━━ Information shown

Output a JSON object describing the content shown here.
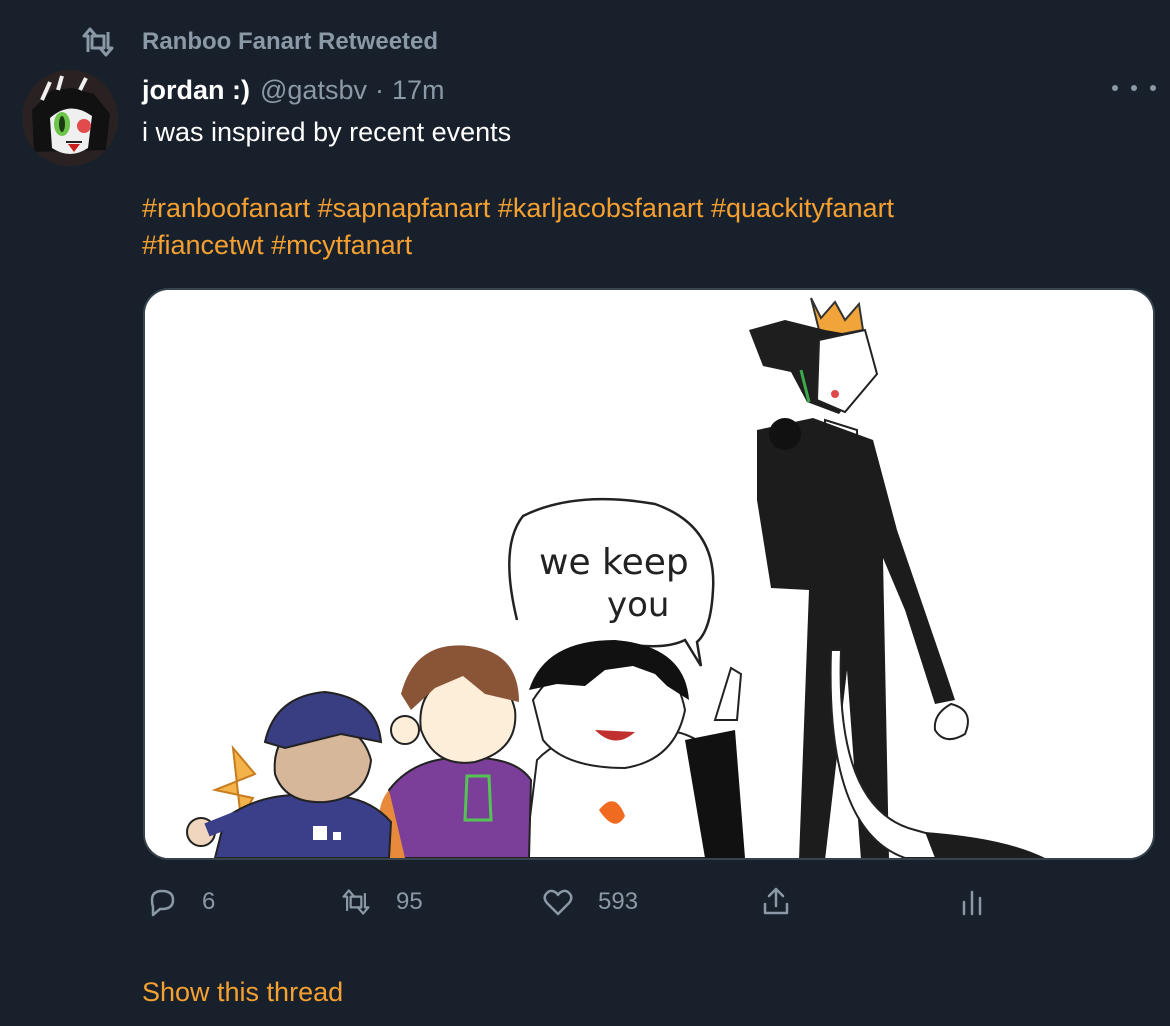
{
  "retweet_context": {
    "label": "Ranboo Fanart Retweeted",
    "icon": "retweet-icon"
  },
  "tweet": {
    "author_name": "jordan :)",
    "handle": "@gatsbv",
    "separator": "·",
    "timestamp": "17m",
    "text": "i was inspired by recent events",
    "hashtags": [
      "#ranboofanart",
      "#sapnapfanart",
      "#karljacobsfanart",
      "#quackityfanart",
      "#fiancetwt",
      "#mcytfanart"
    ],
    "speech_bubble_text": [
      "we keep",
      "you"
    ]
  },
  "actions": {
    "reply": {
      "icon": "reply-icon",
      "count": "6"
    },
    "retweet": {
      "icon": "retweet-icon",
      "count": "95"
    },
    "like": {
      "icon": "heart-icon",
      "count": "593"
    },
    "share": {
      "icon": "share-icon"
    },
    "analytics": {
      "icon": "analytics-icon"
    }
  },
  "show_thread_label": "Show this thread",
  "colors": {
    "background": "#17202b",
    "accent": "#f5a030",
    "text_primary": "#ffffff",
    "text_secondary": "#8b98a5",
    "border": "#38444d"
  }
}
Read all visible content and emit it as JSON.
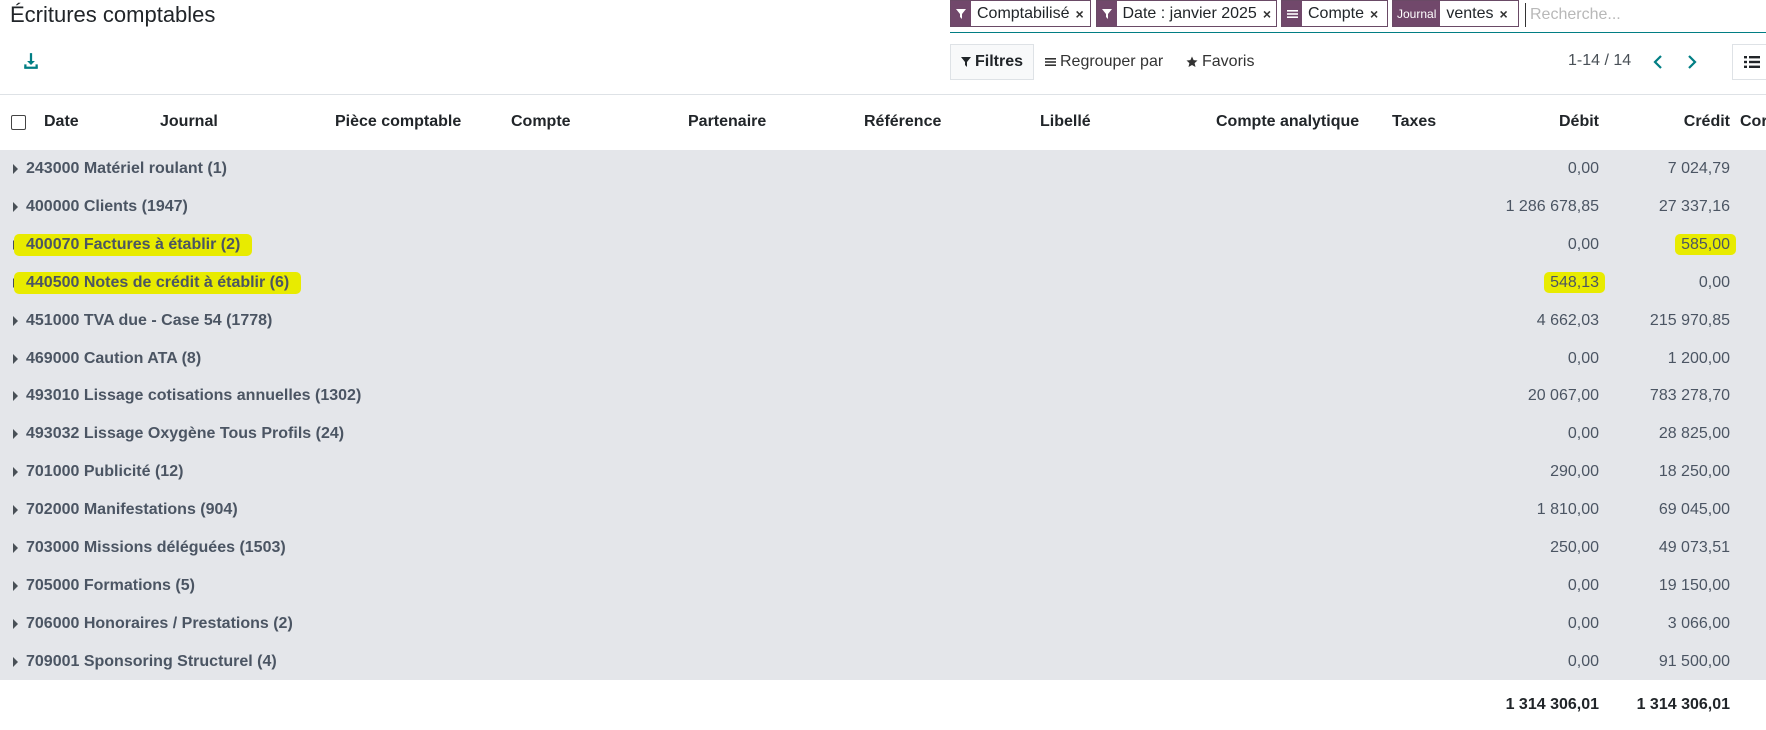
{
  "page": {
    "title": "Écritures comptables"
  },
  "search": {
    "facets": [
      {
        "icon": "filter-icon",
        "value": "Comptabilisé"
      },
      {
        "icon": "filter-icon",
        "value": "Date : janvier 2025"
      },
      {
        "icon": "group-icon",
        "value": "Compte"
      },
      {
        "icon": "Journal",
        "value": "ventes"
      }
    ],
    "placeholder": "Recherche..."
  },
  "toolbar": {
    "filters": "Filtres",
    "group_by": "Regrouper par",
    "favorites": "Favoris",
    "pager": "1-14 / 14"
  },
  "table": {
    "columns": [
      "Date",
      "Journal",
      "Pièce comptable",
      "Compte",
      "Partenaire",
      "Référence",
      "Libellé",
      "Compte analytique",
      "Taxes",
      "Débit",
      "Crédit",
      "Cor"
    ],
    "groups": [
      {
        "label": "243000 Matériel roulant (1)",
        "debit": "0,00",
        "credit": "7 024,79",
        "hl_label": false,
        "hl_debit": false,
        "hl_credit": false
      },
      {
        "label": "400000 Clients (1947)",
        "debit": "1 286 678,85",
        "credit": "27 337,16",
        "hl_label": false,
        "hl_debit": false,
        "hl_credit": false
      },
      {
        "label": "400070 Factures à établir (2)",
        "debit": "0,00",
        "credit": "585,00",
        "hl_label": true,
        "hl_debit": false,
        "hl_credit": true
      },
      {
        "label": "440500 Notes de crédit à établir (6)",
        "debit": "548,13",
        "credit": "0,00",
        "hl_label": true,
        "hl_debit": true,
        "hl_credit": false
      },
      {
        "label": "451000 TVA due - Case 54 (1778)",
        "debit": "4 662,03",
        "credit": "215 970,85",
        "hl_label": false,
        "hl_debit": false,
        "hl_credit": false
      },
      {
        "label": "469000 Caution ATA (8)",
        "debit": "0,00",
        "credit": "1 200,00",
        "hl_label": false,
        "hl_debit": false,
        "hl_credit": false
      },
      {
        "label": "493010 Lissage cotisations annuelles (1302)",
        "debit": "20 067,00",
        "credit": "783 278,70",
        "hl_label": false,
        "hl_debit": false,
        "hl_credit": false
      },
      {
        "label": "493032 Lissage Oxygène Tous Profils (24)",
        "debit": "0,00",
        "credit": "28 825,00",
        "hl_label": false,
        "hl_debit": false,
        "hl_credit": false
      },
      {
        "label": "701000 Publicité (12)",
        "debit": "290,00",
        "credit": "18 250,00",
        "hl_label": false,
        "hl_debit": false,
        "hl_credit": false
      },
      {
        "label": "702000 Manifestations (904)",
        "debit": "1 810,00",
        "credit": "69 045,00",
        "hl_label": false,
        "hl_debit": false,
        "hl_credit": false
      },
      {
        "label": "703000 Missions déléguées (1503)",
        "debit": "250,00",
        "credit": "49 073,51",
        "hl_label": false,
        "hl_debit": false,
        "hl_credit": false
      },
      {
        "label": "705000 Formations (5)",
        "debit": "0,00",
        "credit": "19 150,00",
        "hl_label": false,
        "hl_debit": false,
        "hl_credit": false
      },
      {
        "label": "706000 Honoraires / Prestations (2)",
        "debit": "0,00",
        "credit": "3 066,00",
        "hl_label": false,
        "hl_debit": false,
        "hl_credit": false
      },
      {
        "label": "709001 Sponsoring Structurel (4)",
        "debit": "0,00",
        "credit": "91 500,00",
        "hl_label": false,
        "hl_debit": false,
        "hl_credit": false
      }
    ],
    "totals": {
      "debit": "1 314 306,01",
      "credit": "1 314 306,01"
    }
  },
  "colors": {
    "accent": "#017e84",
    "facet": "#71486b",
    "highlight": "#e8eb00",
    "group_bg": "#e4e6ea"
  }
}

━━━━
━━ Information shown

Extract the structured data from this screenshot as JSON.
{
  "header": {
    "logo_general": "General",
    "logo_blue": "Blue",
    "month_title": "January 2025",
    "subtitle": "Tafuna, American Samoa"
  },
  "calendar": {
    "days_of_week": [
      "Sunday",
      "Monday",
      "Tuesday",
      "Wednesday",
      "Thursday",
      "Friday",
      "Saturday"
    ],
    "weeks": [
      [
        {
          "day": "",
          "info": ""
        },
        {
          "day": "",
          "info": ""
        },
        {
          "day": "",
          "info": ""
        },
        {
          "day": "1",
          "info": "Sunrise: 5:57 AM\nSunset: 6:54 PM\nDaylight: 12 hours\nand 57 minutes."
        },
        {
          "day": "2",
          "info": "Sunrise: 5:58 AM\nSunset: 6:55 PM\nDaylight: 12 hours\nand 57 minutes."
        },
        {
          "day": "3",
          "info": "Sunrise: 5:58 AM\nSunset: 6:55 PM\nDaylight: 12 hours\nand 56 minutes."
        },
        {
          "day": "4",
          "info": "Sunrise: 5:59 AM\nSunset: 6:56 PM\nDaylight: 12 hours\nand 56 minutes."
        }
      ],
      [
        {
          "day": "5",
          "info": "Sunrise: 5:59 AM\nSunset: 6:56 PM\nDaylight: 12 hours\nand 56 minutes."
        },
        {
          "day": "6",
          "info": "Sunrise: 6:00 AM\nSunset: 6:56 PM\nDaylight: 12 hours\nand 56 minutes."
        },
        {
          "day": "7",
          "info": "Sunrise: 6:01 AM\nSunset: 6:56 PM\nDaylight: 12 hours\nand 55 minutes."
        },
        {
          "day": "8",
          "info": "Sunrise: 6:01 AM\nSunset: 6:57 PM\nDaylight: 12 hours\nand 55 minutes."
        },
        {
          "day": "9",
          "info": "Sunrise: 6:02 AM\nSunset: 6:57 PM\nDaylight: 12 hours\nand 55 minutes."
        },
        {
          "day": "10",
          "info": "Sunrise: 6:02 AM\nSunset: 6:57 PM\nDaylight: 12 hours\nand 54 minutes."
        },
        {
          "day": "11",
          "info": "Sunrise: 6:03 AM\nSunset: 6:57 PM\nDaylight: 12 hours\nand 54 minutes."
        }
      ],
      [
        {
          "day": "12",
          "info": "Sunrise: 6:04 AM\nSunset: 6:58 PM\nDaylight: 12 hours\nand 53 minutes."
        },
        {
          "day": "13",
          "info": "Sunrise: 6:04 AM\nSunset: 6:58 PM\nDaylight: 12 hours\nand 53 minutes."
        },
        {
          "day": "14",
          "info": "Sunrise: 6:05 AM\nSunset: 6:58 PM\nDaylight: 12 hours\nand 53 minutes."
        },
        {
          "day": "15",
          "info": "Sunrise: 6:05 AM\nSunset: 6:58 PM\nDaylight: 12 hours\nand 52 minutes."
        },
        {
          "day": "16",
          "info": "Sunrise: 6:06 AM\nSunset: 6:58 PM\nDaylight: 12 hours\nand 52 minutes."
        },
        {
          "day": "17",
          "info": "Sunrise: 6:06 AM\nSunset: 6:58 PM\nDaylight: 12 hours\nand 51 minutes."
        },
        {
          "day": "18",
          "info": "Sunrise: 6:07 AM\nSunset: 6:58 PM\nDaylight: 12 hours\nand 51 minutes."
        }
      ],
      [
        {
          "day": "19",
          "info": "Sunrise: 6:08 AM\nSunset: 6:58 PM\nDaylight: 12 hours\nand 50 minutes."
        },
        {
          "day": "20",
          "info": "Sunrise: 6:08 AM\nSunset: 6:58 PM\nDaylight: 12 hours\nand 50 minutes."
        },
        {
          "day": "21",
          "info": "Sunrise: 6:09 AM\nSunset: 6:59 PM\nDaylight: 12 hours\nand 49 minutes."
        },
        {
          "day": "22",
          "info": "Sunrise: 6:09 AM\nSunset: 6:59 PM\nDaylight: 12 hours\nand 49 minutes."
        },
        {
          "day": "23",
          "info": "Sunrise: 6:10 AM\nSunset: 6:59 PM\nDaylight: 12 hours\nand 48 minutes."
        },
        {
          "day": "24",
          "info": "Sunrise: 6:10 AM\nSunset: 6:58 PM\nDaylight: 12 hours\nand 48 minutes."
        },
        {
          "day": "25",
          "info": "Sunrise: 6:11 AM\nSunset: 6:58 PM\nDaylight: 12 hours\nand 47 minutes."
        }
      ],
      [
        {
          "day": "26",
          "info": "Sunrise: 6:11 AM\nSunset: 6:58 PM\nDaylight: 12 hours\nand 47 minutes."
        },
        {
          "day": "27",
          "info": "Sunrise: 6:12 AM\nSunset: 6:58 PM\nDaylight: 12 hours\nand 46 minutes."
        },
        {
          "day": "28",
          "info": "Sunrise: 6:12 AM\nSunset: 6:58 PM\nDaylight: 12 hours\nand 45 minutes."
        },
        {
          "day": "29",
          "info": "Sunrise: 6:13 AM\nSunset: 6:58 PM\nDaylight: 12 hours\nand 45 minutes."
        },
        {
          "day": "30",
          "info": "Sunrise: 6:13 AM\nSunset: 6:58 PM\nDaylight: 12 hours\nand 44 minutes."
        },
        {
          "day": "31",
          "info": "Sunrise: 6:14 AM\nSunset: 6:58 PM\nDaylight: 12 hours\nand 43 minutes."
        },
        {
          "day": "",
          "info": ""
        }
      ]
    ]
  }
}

━━━━
━━ Information shown

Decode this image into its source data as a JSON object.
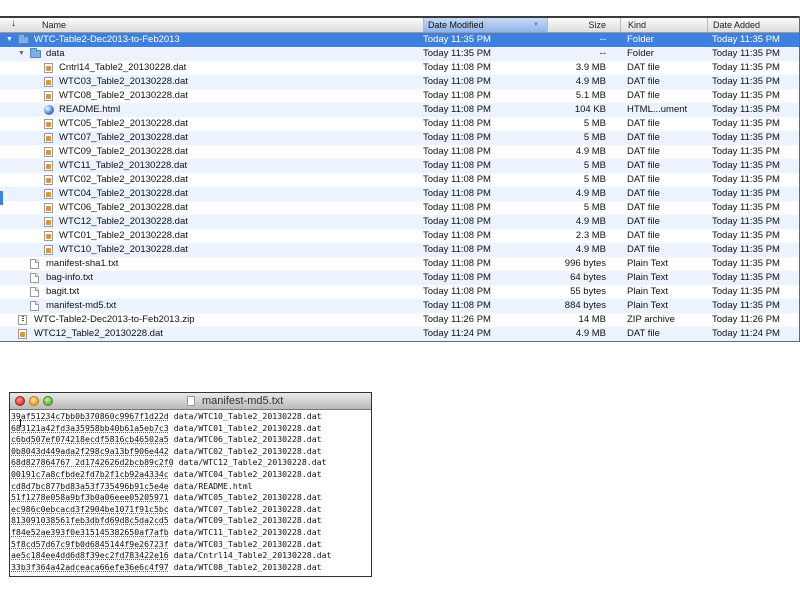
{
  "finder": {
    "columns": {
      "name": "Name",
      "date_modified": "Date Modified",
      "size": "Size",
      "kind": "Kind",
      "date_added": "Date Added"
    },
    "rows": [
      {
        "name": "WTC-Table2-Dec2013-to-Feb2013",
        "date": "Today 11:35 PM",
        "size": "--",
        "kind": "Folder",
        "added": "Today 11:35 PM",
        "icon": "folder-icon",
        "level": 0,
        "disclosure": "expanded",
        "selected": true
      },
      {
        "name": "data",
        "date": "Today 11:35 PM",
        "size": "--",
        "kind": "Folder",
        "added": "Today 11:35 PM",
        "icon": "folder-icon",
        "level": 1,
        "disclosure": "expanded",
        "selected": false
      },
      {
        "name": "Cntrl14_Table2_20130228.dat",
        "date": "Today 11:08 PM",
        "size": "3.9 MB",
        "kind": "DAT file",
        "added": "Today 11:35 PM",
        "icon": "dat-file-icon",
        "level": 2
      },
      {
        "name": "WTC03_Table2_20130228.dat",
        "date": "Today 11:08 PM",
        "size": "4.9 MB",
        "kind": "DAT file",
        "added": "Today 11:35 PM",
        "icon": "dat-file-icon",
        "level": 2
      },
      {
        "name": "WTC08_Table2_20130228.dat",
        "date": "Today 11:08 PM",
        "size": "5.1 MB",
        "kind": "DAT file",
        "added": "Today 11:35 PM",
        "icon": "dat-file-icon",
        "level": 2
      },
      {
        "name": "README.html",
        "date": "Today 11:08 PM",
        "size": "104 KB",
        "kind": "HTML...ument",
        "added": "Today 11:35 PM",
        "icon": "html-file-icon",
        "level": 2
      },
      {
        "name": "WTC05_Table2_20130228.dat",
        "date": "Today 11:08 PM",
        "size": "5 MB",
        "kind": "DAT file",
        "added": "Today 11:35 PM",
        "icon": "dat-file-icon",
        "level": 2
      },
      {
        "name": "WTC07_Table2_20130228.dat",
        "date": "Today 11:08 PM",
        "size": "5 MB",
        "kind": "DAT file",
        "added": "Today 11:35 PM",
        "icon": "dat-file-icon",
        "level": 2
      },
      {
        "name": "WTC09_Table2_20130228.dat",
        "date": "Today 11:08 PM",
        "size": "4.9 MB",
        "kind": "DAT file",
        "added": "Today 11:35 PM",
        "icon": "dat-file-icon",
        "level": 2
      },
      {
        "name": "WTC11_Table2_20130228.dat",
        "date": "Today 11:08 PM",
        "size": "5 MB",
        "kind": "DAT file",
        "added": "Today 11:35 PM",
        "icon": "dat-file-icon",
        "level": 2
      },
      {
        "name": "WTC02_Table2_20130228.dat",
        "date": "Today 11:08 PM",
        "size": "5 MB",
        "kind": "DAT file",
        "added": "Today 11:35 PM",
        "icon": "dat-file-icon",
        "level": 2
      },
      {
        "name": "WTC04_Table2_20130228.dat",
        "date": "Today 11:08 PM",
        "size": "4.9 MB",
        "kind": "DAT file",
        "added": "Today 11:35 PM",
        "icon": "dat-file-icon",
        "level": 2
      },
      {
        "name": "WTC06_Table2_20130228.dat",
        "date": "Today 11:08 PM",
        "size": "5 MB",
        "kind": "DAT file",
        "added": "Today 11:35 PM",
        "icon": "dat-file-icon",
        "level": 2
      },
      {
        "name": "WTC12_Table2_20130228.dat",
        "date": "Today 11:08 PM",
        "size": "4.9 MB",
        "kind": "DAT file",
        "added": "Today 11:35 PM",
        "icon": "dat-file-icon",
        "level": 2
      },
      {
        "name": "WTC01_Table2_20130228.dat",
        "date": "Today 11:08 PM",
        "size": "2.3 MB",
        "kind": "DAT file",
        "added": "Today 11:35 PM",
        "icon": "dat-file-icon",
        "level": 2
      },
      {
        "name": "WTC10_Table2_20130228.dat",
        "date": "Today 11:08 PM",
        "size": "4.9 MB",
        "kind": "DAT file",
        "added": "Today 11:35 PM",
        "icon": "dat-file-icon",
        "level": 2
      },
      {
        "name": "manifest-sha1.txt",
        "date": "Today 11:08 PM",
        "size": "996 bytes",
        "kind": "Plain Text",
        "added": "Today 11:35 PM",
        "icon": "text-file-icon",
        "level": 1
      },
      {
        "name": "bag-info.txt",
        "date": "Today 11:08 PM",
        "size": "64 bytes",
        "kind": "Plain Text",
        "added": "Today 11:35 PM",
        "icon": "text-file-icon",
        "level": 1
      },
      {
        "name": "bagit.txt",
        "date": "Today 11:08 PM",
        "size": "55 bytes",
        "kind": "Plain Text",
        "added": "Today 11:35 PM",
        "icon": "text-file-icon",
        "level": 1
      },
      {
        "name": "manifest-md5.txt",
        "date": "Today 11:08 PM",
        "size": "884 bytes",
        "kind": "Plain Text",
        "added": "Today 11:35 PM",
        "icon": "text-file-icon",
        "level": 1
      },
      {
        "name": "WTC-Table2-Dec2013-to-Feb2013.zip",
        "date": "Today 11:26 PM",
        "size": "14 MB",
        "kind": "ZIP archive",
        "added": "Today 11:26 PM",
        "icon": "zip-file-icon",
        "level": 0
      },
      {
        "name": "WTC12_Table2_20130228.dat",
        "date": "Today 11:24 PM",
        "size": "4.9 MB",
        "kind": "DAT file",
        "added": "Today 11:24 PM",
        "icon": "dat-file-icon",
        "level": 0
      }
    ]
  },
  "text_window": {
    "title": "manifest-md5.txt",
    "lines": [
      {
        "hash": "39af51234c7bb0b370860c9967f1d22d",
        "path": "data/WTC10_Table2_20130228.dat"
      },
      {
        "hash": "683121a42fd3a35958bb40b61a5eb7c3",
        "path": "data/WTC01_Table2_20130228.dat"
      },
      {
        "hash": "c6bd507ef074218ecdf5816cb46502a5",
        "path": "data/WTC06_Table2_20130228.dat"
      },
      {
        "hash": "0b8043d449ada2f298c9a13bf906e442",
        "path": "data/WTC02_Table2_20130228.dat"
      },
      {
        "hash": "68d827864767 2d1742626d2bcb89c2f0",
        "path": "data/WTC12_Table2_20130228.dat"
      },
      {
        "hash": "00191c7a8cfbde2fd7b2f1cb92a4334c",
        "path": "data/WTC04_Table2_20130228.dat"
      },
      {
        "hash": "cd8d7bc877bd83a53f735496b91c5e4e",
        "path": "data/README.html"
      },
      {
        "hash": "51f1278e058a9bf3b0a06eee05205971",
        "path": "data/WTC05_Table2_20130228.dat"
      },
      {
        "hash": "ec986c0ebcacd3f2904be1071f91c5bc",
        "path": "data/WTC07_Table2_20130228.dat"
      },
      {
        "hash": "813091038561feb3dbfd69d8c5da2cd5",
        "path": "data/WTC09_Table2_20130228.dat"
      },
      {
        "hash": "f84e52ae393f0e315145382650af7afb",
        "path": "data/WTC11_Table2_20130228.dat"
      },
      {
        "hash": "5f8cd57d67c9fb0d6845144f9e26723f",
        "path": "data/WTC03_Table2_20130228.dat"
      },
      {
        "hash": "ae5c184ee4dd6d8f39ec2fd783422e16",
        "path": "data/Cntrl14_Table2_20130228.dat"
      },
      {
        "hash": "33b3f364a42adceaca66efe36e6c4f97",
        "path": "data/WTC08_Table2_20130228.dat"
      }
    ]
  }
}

━━━━

— Given instruction —
Which lines above contain "content"? Show each of them.

— Answer to the exercise —
Output a JSON object describing the content shown here.
Read all visible content and emit it as JSON.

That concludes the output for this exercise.